_課題 A_. ミステリの探偵像をめぐるインタビューのうち、注番号（※）が付いている語句をすべて挙げてください。
_課題 B_. ミステリの探偵像をめぐるインタビューを、最後の問いかけの続きから書き進めてください。

_抜粋本文_.
....................

ミステリーというジャンルにおいて「探偵」というものに向き合う際に、探偵を万能の存在として真っ向から描くという姿勢はミステリの初期から見られました。しかし黄金期の後半、アントニー・バークリー(※4)が出てきたような時代になってくると、それはちょっと現実的な態度ではない、それ以前に食傷気味である、逆にそれをユーモラスに受け取ろうという態度が、アメリカを中心に出てきていたんです。ただ私は、そのアメリカの問題意識を取り入れようとしたわけではありません。ある程度ミステリを読んでいく内に、「名探偵」という存在に対してシニカルな態度を取らざるを得なくなってきたんです。探偵の万能性をつきつめて本当に「神」のように描いてしまうか、そうでなければ従来の探偵像から外してしまうということは、別に特別な動機が必要というわけではなく、むしろ自然な意識なのではないかと思います。
──以前あるインタビューで、米澤先生はチタウィック(※5)的な探偵がお好きだと伺ったんですが、一方ではシェリンガム(※6)的な探偵がお好きだとも伺っています。
僕としてはチタウィック的探偵を想像していたんです。正確な統計を取っているわけではないですが、ロジャー・シェリンガムは、ある程度自信を持って事件に挑みながら、二回に一回は失敗するんです。これが非常に面白い。警官がごくまっとうに捜査して、普通に結論を出してしまうこともある。それはミステリーに対する非常に面白いアプローチであると考えています。
逆にチタウィックという人は、本人は自分を名探偵とは思っていないし、『毒入りチョコレート事件』(※7)でも、自分は場違いな存在だなぁと思っている。でも彼は一度も推理を外したことが無い。後期クイーン的問題(※8)が出る前の、「名探偵が言ったことは、それなりに正しいとしていい」という、いわば古典的価値観に沿っているんですね。どちらかというと自分が書いてるモノは、シェリンガム的な物より、チタウィック的に近いものが多いのではないかと思っています。
──今の話ですと、「シェリンガム的探偵」よりも「チタウィック的探偵」の方を態度として好んで取られている場合が多いということですが、そうした姿勢はミステリの中における、登場人物の謎に対してのそれにも現われるものなのでしょうか。
ミステリに対する態度というよりは、ミステリと小説の兼ね合いだと思うんです。もしミステリがただの推理クイズだとすれば、探偵という存在は自由に謎を解くことが出来ます。ところが実際のミステリはただの推理小説ではなく、「小説」である側面を必ず持っている。率直に言ってしまえば、現代を舞台にした小説で刑法に触れるような事件が起きたら、それは言うまでもなく警察の仕事なんです。主人公が解決したらそれは違法だよねという話です。法の問題はさておくとしても、一個人である「探偵」は実際に謎を解くことが許されるのか、それは他人の心やプライバシーに土足で踏み込むことではないのか、という問題意識と探偵役というものの兼ね合いを考えた時、謎に対する取り組み方が立ち上がってきます。
──「素人探偵」(高校生の折木、小鳩)と「職業探偵」(紺屋)の違いについては、どのように捉えていらっしゃるんでしょうか。

....................

_データ一式_.
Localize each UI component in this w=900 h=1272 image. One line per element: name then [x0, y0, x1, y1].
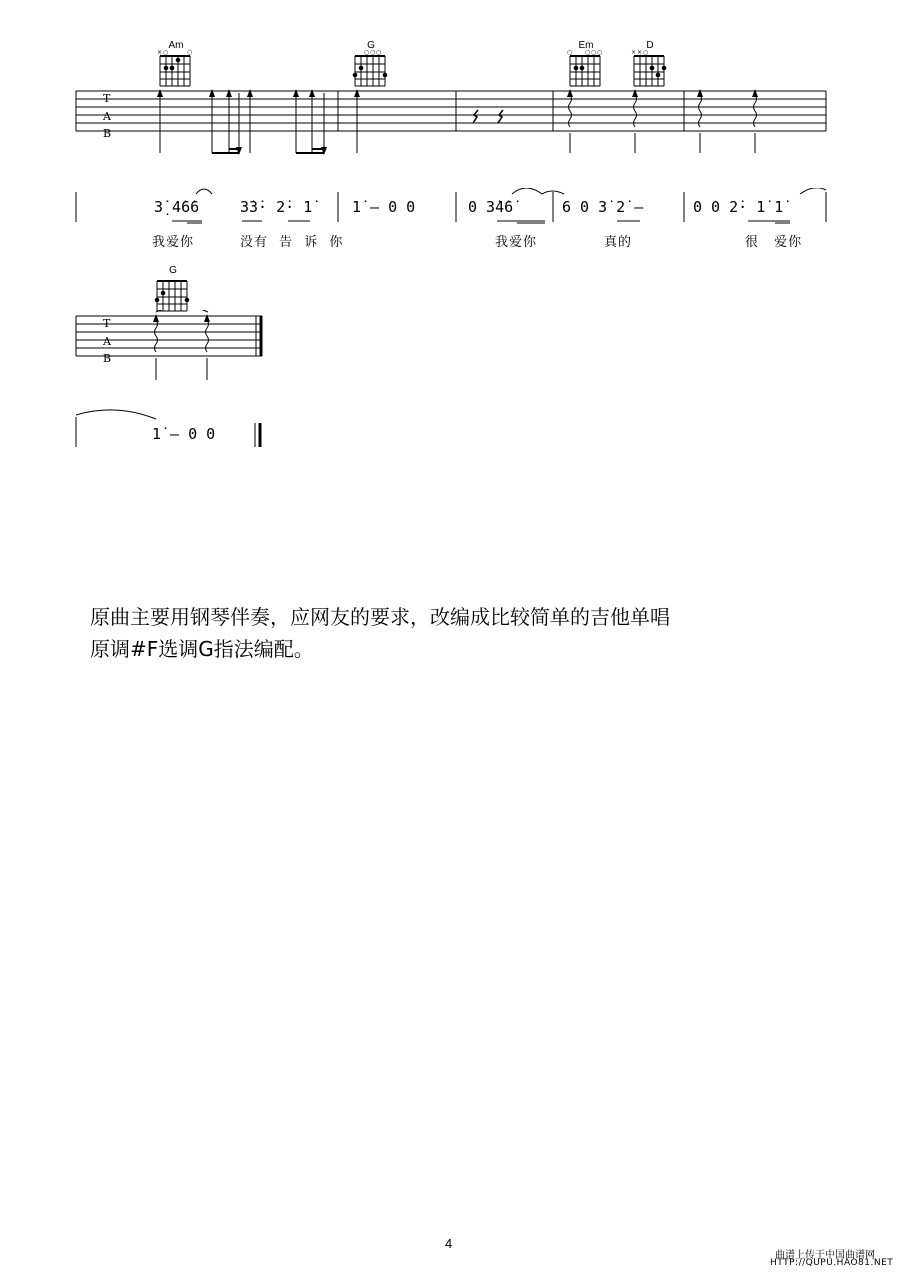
- notation-segment: 1̇ – 0 0: [152, 425, 216, 443]
- lyric-segment: 我爱你: [152, 235, 195, 250]
- tab-letter-b: B: [103, 127, 112, 140]
- svg-text:×: ×: [631, 50, 637, 56]
- chord-name: D: [646, 40, 654, 51]
- tab-letter-a: A: [103, 335, 111, 348]
- lyric-segment: 没有 告 诉 你: [240, 235, 344, 250]
- svg-text:○: ○: [163, 50, 169, 56]
- svg-text:○: ○: [585, 50, 591, 56]
- notation-segment: 3̣̇ 4̇6̇6: [154, 198, 200, 216]
- svg-text:○: ○: [364, 50, 370, 56]
- lyric-segment: 很 爱你: [745, 235, 803, 250]
- tab-letter-a: A: [103, 110, 111, 123]
- page-number: 4: [445, 1236, 453, 1251]
- svg-text:○: ○: [597, 50, 603, 56]
- chord-name: G: [367, 40, 375, 51]
- svg-text:×: ×: [637, 50, 643, 56]
- svg-text:○: ○: [591, 50, 597, 56]
- lyric-segment: 我爱你: [495, 235, 538, 250]
- svg-text:○: ○: [643, 50, 649, 56]
- notation-segment: 0 3̇4̇6̇: [468, 198, 514, 216]
- arrangement-note-2: 原调#F选调G指法编配。: [90, 637, 314, 661]
- lyric-segment: 真的: [604, 235, 633, 250]
- notation-segment: 1̇ – 0 0: [352, 198, 416, 216]
- chord-name: G: [169, 265, 177, 276]
- svg-text:×: ×: [157, 50, 163, 56]
- svg-text:○: ○: [567, 50, 573, 56]
- svg-text:○: ○: [187, 50, 193, 56]
- tab-letter-b: B: [103, 352, 112, 365]
- tab-letter-t: T: [103, 317, 111, 330]
- footer-site-name: 曲谱上传于中国曲谱网: [775, 1250, 875, 1261]
- svg-text:○: ○: [376, 50, 382, 56]
- chord-name: Em: [578, 40, 594, 51]
- notation-segment: 3̇3̇· 2̇· 1̇: [240, 198, 313, 216]
- arrangement-note-1: 原曲主要用钢琴伴奏，应网友的要求，改编成比较简单的吉他单唱: [90, 605, 670, 629]
- notation-segment: 0 0 2̇· 1̇ 1̇: [693, 198, 784, 216]
- tab-letter-t: T: [103, 92, 111, 105]
- chord-name: Am: [168, 40, 184, 51]
- notation-lines-2: [0, 405, 300, 455]
- notation-segment: 6 0 3̇ 2̇ –: [562, 198, 644, 216]
- svg-text:○: ○: [370, 50, 376, 56]
- footer-site-url: HTTP://QUPU.HAO81.NET: [770, 1258, 894, 1268]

....................

_回答 A_.
アントニー・バークリー(※4)
チタウィック(※5)
シェリンガム(※6)
『毒入りチョコレート事件』(※7)
後期クイーン的問題(※8)

_回答 B_.
まず前提ですが、『犬はどこだ』の主人公・紺屋長一郎は職業探偵ではない、もともと探偵業を営もうと思っているわけではないんです。あくまで犬探しをやろうと思っている。なぜ「探偵役」と「探偵業」を分けて考えなければいけないかというとそれは単純明快で、警察組織というものが非常に進展しているからなんですね。これはミステリの生まれに関することでもあるんですが、「19世紀の中ごろにスコットランド・ヤード(※9)が生まれるまでは、ミステリは生まれる余地が無かった、なぜなら警官が生まれる前に警官について書くわけにはいかないからだ」という論があります。実際にミステリは警察組織とともに生まれ、そして育ってきました。
ですが、今現在、私立探偵は現実には存在しません。いえ、存在はするのですが、ミステリで解かれるような謎に対してアプローチするような、私の好きな存在ではありません。彼らがそのような謎に直面したら、セコムのようにすぐ警察に通報しなくてはならないですよね。職業探偵というものを考える場合、社会的状況にのっとれば、彼らは事件にアプローチできない。それをもし何とかしようとするならば、社会的状況とはかけ離れたミステリにおける、理想的な探偵というものを想像しなければならない。これは麻耶雄嵩(※10)さんがよくやられています。
逆にその二つを組み合わせようとした例として、小説上では理想的な名探偵を想像するんだけども、それは実際的な社会状況にはなじんでいない、上手くやっていけてないという状況があります。これには北村薫さんの巫弓彦(かんなぎゆみひこ)を主人公とした『冬のオペラ』(※11)などがあてはまっていると思います。
──小市民シリーズも古典部シリーズも長編を書く一方で、短編集も多くあります。短編と長編について明確な考え方の違いというか、作り方の違いというものはありますか。
それはありますね。
──他の作家さんが仰っていたことなのですが、「短編小説だと、長編に出来るようなネタを短編に落とすのは、非常に贅沢な手法である」と聞いたことがあります。それでも短編を書く意味は何なんでしょうか。短編小説の醍醐味のようなものがあれば教えていただきたいです。
うーん、思いつくことはあるんですけど……アンブローズ・ビアス(※12)という元ジャーナリストの作家が、著作の『悪魔の辞典』の中で、「長編小説(ノベル)」の定義として、「引き延ばされた短編小説」と書いているんですね。完全に同意はしませんが、「短編小説はそれだけ濃度は濃いものである」、というイメージに関しては多少同意できるかもしれないです。「これを書く」という明確なシチュエーションがあるんです。短編はせいぜい60枚から100枚、あっても120枚。それ以上は中編になってしまいます。「これを書く」という出発点から到着点に向かって、一直線とは言わないまでも、筋道がはっきりします。その「構造美」もはっきり現われますし、文章も濃密になる。ダラダラと情景描写を連ねていくことも暇もない。「濃さ」というところでは僕も好きですね。
──以前あるインタビューで、「短編は風景を切り取った物、長編は景勝地を歩くようなもの」と仰っていましたが。
我ながらいいこと言いますね(笑)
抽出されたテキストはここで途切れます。